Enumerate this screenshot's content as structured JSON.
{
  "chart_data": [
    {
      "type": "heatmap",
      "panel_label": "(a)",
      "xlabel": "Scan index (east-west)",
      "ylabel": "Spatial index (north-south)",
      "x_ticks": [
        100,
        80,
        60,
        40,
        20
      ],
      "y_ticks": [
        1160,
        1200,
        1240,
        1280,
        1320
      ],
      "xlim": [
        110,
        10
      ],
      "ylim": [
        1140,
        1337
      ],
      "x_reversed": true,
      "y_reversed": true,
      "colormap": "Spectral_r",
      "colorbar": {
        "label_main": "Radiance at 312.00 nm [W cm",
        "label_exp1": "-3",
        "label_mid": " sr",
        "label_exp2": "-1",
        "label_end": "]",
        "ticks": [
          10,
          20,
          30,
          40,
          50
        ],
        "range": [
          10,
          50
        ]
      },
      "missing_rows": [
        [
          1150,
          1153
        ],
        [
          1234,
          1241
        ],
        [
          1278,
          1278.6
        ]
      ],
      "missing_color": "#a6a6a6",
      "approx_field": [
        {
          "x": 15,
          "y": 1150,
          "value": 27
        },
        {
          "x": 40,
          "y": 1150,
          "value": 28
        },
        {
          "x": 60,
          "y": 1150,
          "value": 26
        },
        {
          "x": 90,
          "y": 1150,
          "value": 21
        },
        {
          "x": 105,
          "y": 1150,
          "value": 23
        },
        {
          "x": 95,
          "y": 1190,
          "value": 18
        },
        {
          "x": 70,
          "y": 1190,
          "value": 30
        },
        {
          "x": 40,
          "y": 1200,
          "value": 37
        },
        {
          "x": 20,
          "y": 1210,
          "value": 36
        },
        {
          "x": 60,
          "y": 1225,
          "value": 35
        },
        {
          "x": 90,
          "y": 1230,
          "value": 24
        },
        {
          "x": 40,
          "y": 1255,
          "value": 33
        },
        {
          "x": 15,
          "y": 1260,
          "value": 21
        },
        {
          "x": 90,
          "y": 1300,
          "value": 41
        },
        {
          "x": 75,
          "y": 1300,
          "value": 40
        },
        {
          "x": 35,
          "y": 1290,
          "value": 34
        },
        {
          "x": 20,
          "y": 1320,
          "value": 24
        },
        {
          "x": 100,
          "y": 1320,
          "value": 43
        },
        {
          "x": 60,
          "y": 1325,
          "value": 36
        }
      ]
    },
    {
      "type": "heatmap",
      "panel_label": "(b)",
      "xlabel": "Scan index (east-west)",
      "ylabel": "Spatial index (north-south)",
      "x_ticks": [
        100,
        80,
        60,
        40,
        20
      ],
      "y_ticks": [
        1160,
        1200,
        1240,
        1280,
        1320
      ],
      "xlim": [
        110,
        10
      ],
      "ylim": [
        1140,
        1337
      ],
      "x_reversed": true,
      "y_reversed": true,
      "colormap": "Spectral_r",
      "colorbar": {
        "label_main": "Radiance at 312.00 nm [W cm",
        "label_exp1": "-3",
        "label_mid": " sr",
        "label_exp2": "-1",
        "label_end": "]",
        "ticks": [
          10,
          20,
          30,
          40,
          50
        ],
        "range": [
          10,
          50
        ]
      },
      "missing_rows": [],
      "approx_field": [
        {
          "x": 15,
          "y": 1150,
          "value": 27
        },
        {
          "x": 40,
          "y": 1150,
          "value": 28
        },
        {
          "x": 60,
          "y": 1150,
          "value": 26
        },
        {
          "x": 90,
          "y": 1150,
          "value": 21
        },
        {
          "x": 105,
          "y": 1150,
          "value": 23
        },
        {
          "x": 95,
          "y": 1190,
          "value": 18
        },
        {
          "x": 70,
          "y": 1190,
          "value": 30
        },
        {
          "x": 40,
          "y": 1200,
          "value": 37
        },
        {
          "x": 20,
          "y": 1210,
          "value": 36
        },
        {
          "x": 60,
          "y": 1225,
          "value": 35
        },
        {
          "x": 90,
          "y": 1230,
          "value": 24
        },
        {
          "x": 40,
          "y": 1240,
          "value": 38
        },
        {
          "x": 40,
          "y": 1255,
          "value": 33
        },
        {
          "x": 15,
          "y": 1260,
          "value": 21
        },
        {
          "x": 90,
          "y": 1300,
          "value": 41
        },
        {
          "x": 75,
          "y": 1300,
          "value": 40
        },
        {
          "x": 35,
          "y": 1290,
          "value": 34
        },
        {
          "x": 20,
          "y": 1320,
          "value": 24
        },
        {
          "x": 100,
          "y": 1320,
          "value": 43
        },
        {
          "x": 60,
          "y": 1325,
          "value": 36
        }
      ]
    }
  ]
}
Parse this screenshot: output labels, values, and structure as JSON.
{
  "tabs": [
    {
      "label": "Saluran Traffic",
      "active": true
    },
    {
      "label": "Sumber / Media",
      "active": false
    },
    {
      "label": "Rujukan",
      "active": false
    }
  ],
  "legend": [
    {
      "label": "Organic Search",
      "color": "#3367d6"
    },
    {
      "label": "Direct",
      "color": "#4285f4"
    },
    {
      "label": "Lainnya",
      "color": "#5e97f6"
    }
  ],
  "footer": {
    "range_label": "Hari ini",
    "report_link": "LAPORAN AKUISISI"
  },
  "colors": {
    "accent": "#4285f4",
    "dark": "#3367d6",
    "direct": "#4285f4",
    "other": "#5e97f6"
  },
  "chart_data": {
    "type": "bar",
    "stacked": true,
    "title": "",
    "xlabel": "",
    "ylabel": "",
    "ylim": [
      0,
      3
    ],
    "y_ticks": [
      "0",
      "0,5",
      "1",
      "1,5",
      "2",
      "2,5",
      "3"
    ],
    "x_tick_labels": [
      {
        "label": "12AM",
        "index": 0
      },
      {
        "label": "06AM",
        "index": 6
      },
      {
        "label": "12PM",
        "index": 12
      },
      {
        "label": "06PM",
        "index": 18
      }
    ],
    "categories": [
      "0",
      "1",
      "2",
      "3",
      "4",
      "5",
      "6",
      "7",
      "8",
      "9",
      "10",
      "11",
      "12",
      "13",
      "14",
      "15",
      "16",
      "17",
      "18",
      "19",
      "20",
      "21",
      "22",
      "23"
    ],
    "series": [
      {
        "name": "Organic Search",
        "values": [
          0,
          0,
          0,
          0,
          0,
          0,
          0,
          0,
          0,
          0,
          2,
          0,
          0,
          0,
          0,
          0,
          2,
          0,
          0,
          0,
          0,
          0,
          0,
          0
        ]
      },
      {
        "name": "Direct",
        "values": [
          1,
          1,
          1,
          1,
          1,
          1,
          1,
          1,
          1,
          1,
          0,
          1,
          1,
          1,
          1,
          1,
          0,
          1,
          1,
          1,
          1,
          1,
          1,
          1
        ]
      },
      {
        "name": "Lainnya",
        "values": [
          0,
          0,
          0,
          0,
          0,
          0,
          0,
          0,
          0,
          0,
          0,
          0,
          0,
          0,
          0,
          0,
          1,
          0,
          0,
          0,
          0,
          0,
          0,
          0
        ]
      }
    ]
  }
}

****************

> [Exercise goal]: Scan the material for lines with the word "name", and copy each line you find.

> [Result below]:
        "name": "Organic Search",
        "name": "Direct",
        "name": "Lainnya",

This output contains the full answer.